● **Directive**: Transcribe the material in full. Nothing should differ except that the pictures are left out.

● **Records provided**:

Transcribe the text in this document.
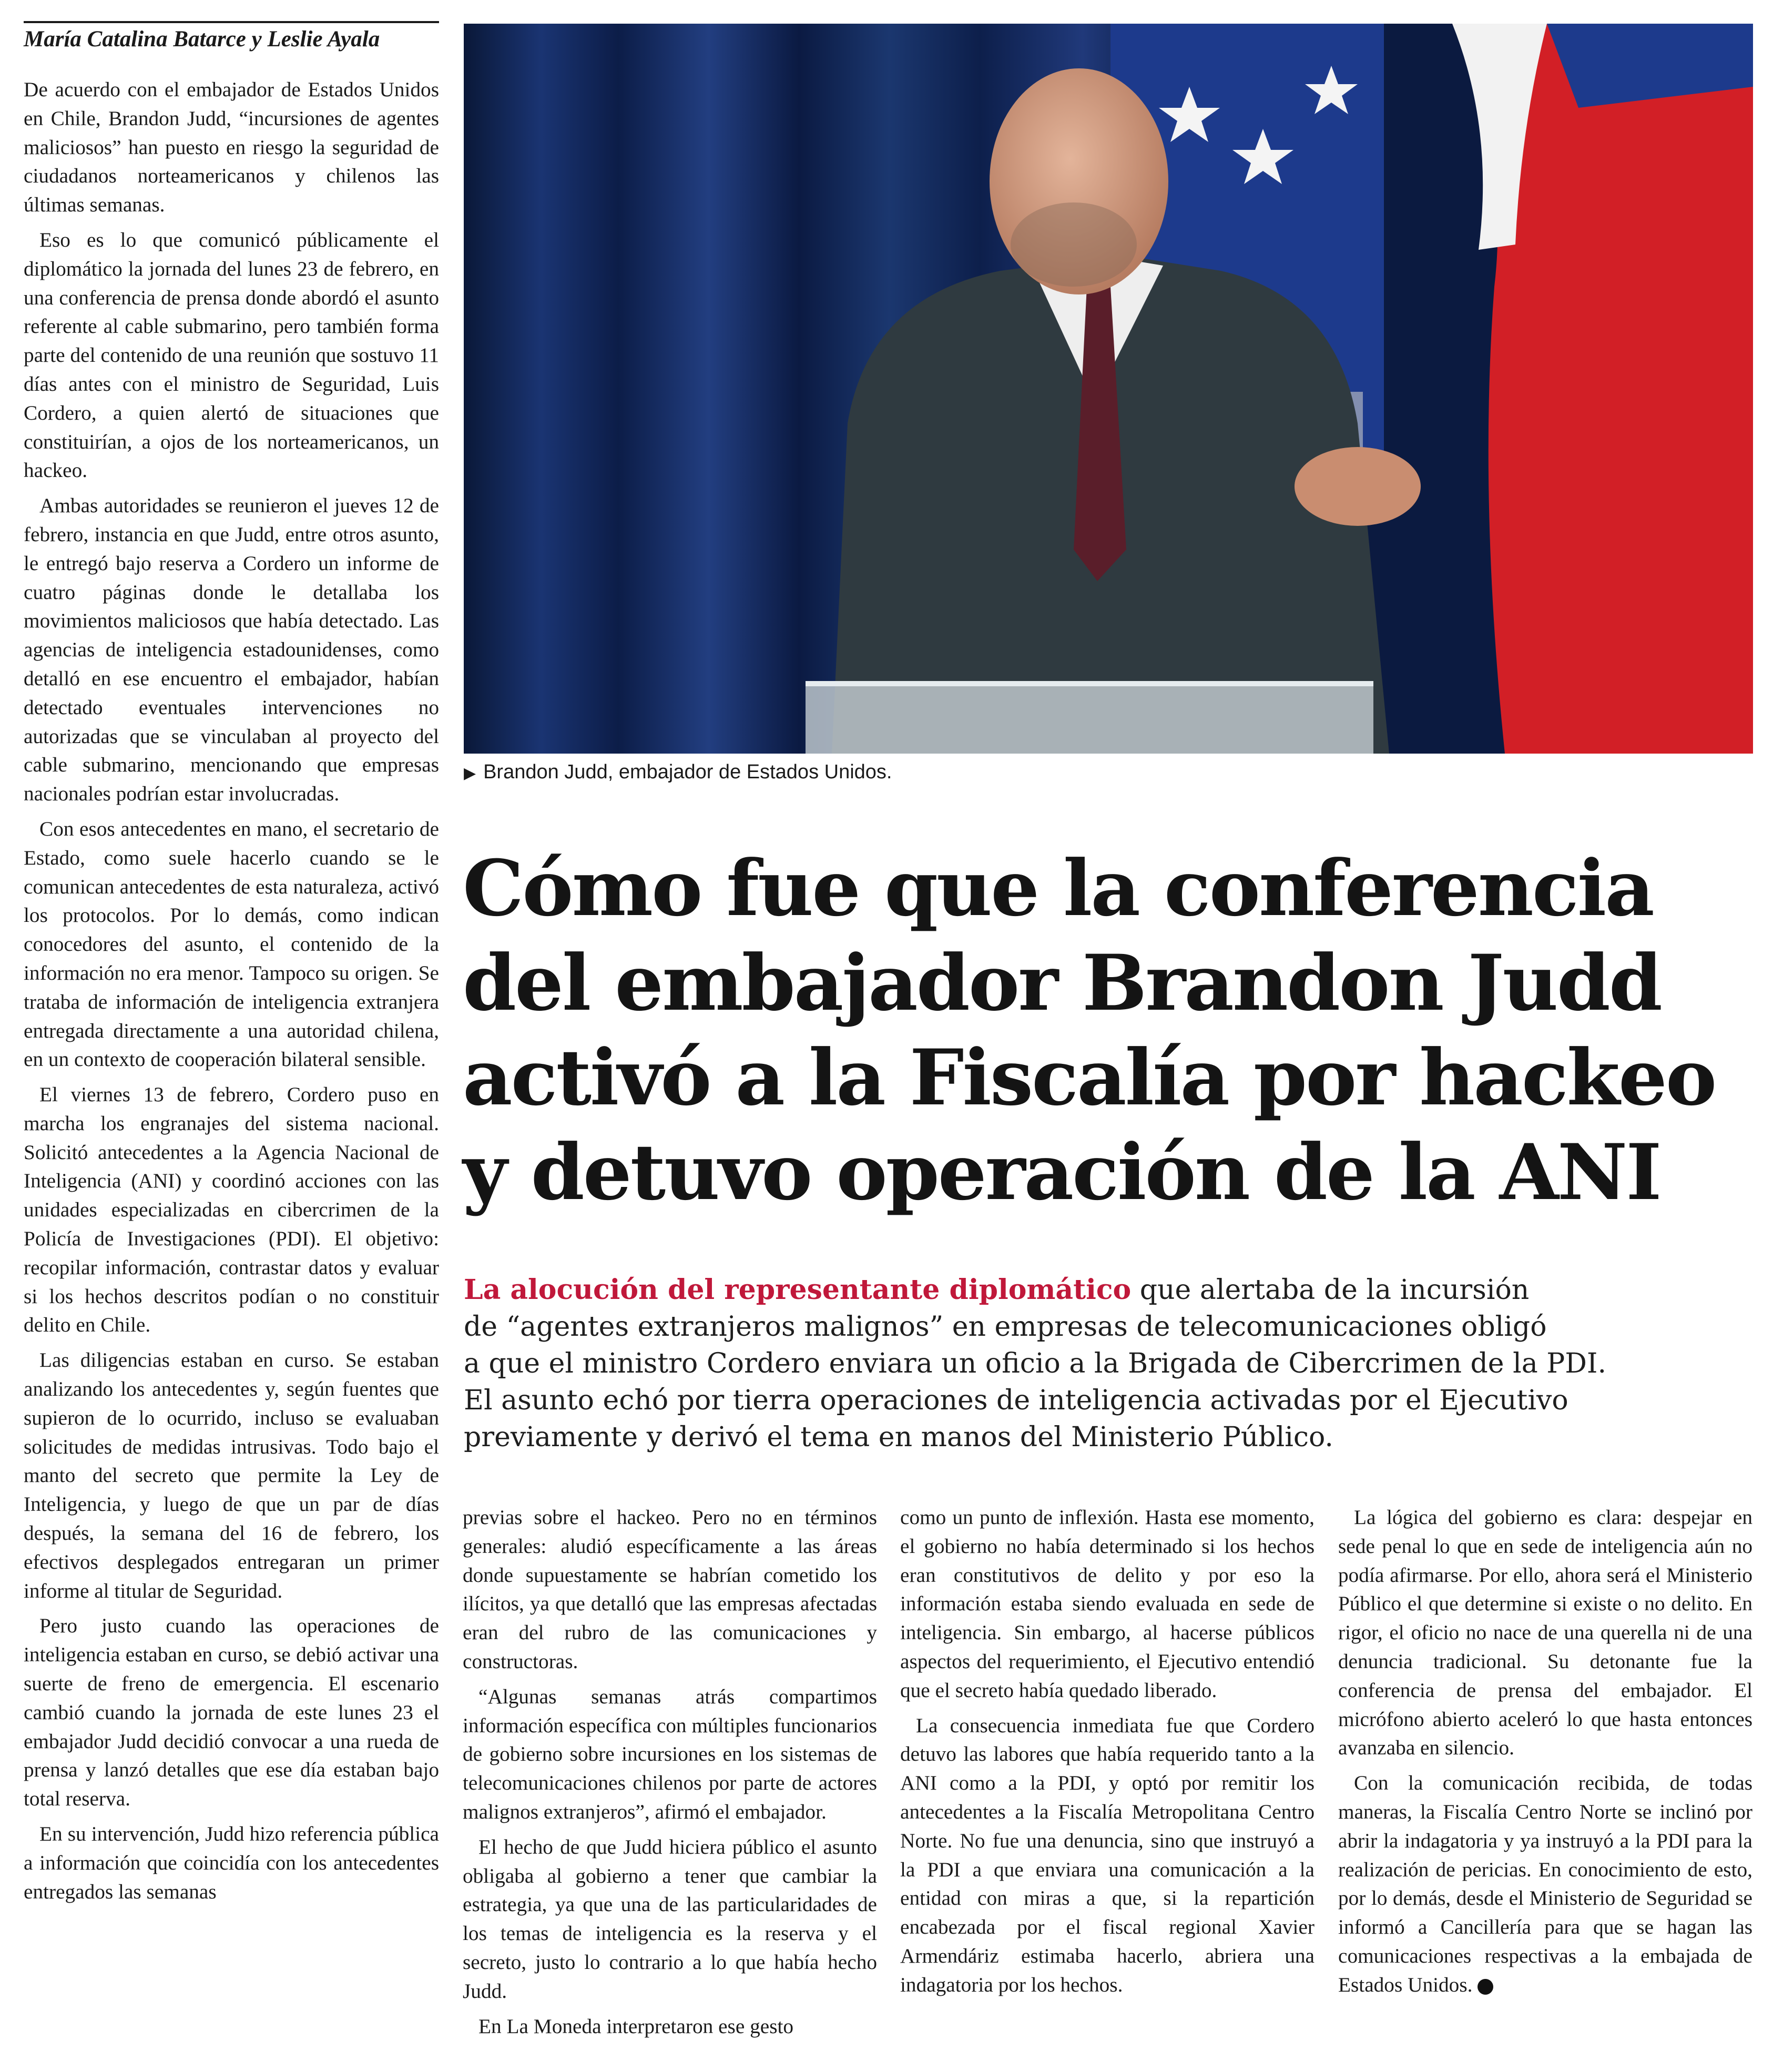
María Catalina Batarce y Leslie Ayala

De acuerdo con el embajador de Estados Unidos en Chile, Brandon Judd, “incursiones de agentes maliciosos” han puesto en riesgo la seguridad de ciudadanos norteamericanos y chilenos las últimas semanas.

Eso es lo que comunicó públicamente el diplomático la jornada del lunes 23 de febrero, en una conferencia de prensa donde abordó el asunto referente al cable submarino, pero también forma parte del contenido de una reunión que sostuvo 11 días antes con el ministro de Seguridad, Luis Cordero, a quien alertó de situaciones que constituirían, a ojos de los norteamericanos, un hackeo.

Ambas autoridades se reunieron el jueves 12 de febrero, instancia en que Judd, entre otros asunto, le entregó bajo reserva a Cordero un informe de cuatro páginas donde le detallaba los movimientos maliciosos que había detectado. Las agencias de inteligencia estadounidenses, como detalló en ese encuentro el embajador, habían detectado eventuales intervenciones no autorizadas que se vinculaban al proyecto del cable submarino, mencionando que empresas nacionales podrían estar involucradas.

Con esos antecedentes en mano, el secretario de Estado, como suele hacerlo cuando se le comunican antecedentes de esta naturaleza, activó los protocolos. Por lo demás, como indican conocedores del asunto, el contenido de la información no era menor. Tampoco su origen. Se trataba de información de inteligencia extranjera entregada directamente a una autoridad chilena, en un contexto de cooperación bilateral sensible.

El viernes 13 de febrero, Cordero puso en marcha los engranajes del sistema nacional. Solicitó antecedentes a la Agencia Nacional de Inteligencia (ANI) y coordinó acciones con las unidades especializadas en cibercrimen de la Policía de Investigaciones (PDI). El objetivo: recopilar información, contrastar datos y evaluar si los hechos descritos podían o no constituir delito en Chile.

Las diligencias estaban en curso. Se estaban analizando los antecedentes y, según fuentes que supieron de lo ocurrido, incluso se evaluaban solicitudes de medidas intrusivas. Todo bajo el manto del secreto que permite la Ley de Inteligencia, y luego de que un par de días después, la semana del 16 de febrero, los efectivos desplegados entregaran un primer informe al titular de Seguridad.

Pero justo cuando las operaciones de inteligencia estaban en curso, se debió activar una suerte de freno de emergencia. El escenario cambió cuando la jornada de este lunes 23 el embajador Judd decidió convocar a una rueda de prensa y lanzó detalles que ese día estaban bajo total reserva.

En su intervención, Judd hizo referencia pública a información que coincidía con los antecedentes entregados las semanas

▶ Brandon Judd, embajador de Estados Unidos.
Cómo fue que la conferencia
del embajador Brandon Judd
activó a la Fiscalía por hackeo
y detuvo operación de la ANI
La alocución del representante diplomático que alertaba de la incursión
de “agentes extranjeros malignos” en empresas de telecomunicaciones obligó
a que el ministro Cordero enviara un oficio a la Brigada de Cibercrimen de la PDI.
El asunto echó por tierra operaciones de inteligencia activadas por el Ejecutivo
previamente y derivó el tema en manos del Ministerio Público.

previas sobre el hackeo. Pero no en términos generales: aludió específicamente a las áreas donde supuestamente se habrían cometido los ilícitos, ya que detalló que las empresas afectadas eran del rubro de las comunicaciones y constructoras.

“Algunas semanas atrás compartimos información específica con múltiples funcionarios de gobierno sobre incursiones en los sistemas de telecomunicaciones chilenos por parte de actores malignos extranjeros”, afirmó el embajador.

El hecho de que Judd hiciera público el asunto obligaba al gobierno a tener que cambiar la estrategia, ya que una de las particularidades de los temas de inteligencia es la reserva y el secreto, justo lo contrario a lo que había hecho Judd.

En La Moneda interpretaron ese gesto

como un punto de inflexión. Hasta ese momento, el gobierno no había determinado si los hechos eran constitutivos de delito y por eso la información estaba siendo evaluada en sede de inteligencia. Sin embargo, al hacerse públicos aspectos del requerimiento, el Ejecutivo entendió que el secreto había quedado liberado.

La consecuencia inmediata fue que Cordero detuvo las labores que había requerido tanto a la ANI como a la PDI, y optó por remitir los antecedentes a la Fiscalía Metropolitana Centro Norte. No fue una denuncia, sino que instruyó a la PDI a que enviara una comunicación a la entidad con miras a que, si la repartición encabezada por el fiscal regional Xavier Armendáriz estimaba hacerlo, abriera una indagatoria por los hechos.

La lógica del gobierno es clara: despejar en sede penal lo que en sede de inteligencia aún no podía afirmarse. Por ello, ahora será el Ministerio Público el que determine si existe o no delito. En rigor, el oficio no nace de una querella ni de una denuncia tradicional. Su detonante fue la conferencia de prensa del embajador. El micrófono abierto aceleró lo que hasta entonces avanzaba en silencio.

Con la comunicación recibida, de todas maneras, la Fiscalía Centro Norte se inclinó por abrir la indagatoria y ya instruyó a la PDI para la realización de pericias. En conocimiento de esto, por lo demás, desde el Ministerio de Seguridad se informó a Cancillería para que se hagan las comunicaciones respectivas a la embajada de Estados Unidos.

● **Exercise output**:
Transcribe the text in this document.
María Catalina Batarce y Leslie Ayala

De acuerdo con el embajador de Estados Unidos en Chile, Brandon Judd, “incursiones de agentes maliciosos” han puesto en riesgo la seguridad de ciudadanos norteamericanos y chilenos las últimas semanas.

Eso es lo que comunicó públicamente el diplomático la jornada del lunes 23 de febrero, en una conferencia de prensa donde abordó el asunto referente al cable submarino, pero también forma parte del contenido de una reunión que sostuvo 11 días antes con el ministro de Seguridad, Luis Cordero, a quien alertó de situaciones que constituirían, a ojos de los norteamericanos, un hackeo.

Ambas autoridades se reunieron el jueves 12 de febrero, instancia en que Judd, entre otros asunto, le entregó bajo reserva a Cordero un informe de cuatro páginas donde le detallaba los movimientos maliciosos que había detectado. Las agencias de inteligencia estadounidenses, como detalló en ese encuentro el embajador, habían detectado eventuales intervenciones no autorizadas que se vinculaban al proyecto del cable submarino, mencionando que empresas nacionales podrían estar involucradas.

Con esos antecedentes en mano, el secretario de Estado, como suele hacerlo cuando se le comunican antecedentes de esta naturaleza, activó los protocolos. Por lo demás, como indican conocedores del asunto, el contenido de la información no era menor. Tampoco su origen. Se trataba de información de inteligencia extranjera entregada directamente a una autoridad chilena, en un contexto de cooperación bilateral sensible.

El viernes 13 de febrero, Cordero puso en marcha los engranajes del sistema nacional. Solicitó antecedentes a la Agencia Nacional de Inteligencia (ANI) y coordinó acciones con las unidades especializadas en cibercrimen de la Policía de Investigaciones (PDI). El objetivo: recopilar información, contrastar datos y evaluar si los hechos descritos podían o no constituir delito en Chile.

Las diligencias estaban en curso. Se estaban analizando los antecedentes y, según fuentes que supieron de lo ocurrido, incluso se evaluaban solicitudes de medidas intrusivas. Todo bajo el manto del secreto que permite la Ley de Inteligencia, y luego de que un par de días después, la semana del 16 de febrero, los efectivos desplegados entregaran un primer informe al titular de Seguridad.

Pero justo cuando las operaciones de inteligencia estaban en curso, se debió activar una suerte de freno de emergencia. El escenario cambió cuando la jornada de este lunes 23 el embajador Judd decidió convocar a una rueda de prensa y lanzó detalles que ese día estaban bajo total reserva.

En su intervención, Judd hizo referencia pública a información que coincidía con los antecedentes entregados las semanas

▶ Brandon Judd, embajador de Estados Unidos.
Cómo fue que la conferencia
del embajador Brandon Judd
activó a la Fiscalía por hackeo
y detuvo operación de la ANI
La alocución del representante diplomático que alertaba de la incursión
de “agentes extranjeros malignos” en empresas de telecomunicaciones obligó
a que el ministro Cordero enviara un oficio a la Brigada de Cibercrimen de la PDI.
El asunto echó por tierra operaciones de inteligencia activadas por el Ejecutivo
previamente y derivó el tema en manos del Ministerio Público.

previas sobre el hackeo. Pero no en términos generales: aludió específicamente a las áreas donde supuestamente se habrían cometido los ilícitos, ya que detalló que las empresas afectadas eran del rubro de las comunicaciones y constructoras.

“Algunas semanas atrás compartimos información específica con múltiples funcionarios de gobierno sobre incursiones en los sistemas de telecomunicaciones chilenos por parte de actores malignos extranjeros”, afirmó el embajador.

El hecho de que Judd hiciera público el asunto obligaba al gobierno a tener que cambiar la estrategia, ya que una de las particularidades de los temas de inteligencia es la reserva y el secreto, justo lo contrario a lo que había hecho Judd.

En La Moneda interpretaron ese gesto

como un punto de inflexión. Hasta ese momento, el gobierno no había determinado si los hechos eran constitutivos de delito y por eso la información estaba siendo evaluada en sede de inteligencia. Sin embargo, al hacerse públicos aspectos del requerimiento, el Ejecutivo entendió que el secreto había quedado liberado.

La consecuencia inmediata fue que Cordero detuvo las labores que había requerido tanto a la ANI como a la PDI, y optó por remitir los antecedentes a la Fiscalía Metropolitana Centro Norte. No fue una denuncia, sino que instruyó a la PDI a que enviara una comunicación a la entidad con miras a que, si la repartición encabezada por el fiscal regional Xavier Armendáriz estimaba hacerlo, abriera una indagatoria por los hechos.

La lógica del gobierno es clara: despejar en sede penal lo que en sede de inteligencia aún no podía afirmarse. Por ello, ahora será el Ministerio Público el que determine si existe o no delito. En rigor, el oficio no nace de una querella ni de una denuncia tradicional. Su detonante fue la conferencia de prensa del embajador. El micrófono abierto aceleró lo que hasta entonces avanzaba en silencio.

Con la comunicación recibida, de todas maneras, la Fiscalía Centro Norte se inclinó por abrir la indagatoria y ya instruyó a la PDI para la realización de pericias. En conocimiento de esto, por lo demás, desde el Ministerio de Seguridad se informó a Cancillería para que se hagan las comunicaciones respectivas a la embajada de Estados Unidos.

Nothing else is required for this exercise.